* START Records for the exercise *
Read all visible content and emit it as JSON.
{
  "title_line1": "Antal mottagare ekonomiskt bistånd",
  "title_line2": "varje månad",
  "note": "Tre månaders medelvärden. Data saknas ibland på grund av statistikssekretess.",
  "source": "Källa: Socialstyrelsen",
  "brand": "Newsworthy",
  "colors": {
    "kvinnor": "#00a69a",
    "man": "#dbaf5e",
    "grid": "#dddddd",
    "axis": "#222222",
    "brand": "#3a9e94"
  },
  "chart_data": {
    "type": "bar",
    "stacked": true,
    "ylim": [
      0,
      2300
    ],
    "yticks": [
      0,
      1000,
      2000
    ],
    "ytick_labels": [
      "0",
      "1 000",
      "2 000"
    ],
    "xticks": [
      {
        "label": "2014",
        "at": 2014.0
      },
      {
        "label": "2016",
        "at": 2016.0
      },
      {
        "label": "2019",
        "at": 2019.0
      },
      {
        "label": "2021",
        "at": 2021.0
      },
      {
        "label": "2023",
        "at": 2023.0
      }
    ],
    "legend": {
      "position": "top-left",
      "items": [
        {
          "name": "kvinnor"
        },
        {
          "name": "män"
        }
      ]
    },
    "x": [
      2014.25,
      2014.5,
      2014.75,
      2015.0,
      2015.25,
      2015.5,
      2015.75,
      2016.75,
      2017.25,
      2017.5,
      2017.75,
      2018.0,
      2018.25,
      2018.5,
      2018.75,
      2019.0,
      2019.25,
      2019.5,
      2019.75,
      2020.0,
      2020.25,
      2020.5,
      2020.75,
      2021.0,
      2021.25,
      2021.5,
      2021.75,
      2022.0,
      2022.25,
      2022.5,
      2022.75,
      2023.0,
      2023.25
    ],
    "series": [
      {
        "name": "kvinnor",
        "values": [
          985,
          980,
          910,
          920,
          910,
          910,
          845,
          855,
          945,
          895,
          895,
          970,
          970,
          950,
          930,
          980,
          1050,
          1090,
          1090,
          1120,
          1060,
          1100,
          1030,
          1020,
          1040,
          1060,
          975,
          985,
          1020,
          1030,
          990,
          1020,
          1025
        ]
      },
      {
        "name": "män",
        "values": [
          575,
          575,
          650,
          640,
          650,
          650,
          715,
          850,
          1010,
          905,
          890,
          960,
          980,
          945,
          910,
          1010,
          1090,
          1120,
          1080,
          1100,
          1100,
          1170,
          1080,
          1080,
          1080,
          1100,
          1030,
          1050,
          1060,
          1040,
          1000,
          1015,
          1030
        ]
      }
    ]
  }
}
* END Records for the exercise *
### Aim
Every line holding "name" should be copied out.

### Expected answer
          "name": "kvinnor"
          "name": "män"
        "name": "kvinnor",
        "name": "män",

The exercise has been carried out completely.